Problem to solve: Every line below is to be quoted exactly, with nothing added or dropped.

Supplied records:
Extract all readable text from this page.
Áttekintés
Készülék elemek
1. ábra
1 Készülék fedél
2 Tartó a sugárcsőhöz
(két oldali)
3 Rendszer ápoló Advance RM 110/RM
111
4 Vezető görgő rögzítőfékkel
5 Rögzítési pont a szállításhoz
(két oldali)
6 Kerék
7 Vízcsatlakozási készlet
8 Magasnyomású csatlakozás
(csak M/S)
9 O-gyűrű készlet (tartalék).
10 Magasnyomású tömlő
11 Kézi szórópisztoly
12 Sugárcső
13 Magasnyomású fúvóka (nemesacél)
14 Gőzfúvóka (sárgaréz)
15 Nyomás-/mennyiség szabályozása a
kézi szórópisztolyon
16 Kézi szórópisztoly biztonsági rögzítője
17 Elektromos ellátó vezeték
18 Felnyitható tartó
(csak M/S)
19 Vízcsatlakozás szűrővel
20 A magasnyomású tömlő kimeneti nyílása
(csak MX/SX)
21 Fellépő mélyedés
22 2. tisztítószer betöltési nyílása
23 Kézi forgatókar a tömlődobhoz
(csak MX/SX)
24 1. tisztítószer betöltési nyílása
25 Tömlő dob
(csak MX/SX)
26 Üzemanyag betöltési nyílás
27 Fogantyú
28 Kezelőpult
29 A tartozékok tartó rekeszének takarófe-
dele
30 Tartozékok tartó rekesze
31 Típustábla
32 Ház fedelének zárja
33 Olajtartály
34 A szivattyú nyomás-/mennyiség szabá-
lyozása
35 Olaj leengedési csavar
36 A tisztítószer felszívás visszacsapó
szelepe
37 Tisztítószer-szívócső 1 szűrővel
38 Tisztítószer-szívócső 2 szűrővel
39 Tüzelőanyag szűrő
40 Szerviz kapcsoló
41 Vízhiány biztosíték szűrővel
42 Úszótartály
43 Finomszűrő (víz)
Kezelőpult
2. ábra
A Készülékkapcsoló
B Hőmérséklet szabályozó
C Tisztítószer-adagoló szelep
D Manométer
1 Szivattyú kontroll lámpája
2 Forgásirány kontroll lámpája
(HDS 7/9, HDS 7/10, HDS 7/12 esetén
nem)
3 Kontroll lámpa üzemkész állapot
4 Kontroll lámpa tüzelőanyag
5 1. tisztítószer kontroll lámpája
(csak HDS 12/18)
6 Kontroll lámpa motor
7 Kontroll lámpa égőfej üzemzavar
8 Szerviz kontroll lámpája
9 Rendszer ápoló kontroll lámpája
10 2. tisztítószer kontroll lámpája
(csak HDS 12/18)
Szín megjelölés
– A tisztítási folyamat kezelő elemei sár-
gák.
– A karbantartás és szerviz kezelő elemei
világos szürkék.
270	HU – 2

Written response:
Extract all readable text from this page.
Áttekintés
Készülék elemek
1. ábra
1 Készülék fedél
2 Tartó a sugárcsőhöz
(két oldali)
3 Rendszer ápoló Advance RM 110/RM
111
4 Vezető görgő rögzítőfékkel
5 Rögzítési pont a szállításhoz
(két oldali)
6 Kerék
7 Vízcsatlakozási készlet
8 Magasnyomású csatlakozás
(csak M/S)
9 O-gyűrű készlet (tartalék).
10 Magasnyomású tömlő
11 Kézi szórópisztoly
12 Sugárcső
13 Magasnyomású fúvóka (nemesacél)
14 Gőzfúvóka (sárgaréz)
15 Nyomás-/mennyiség szabályozása a
kézi szórópisztolyon
16 Kézi szórópisztoly biztonsági rögzítője
17 Elektromos ellátó vezeték
18 Felnyitható tartó
(csak M/S)
19 Vízcsatlakozás szűrővel
20 A magasnyomású tömlő kimeneti nyílása
(csak MX/SX)
21 Fellépő mélyedés
22 2. tisztítószer betöltési nyílása
23 Kézi forgatókar a tömlődobhoz
(csak MX/SX)
24 1. tisztítószer betöltési nyílása
25 Tömlő dob
(csak MX/SX)
26 Üzemanyag betöltési nyílás
27 Fogantyú
28 Kezelőpult
29 A tartozékok tartó rekeszének takarófe-
dele
30 Tartozékok tartó rekesze
31 Típustábla
32 Ház fedelének zárja
33 Olajtartály
34 A szivattyú nyomás-/mennyiség szabá-
lyozása
35 Olaj leengedési csavar
36 A tisztítószer felszívás visszacsapó
szelepe
37 Tisztítószer-szívócső 1 szűrővel
38 Tisztítószer-szívócső 2 szűrővel
39 Tüzelőanyag szűrő
40 Szerviz kapcsoló
41 Vízhiány biztosíték szűrővel
42 Úszótartály
43 Finomszűrő (víz)
Kezelőpult
2. ábra
A Készülékkapcsoló
B Hőmérséklet szabályozó
C Tisztítószer-adagoló szelep
D Manométer
1 Szivattyú kontroll lámpája
2 Forgásirány kontroll lámpája
(HDS 7/9, HDS 7/10, HDS 7/12 esetén
nem)
3 Kontroll lámpa üzemkész állapot
4 Kontroll lámpa tüzelőanyag
5 1. tisztítószer kontroll lámpája
(csak HDS 12/18)
6 Kontroll lámpa motor
7 Kontroll lámpa égőfej üzemzavar
8 Szerviz kontroll lámpája
9 Rendszer ápoló kontroll lámpája
10 2. tisztítószer kontroll lámpája
(csak HDS 12/18)
Szín megjelölés
– A tisztítási folyamat kezelő elemei sár-
gák.
– A karbantartás és szerviz kezelő elemei
világos szürkék.
270	HU – 2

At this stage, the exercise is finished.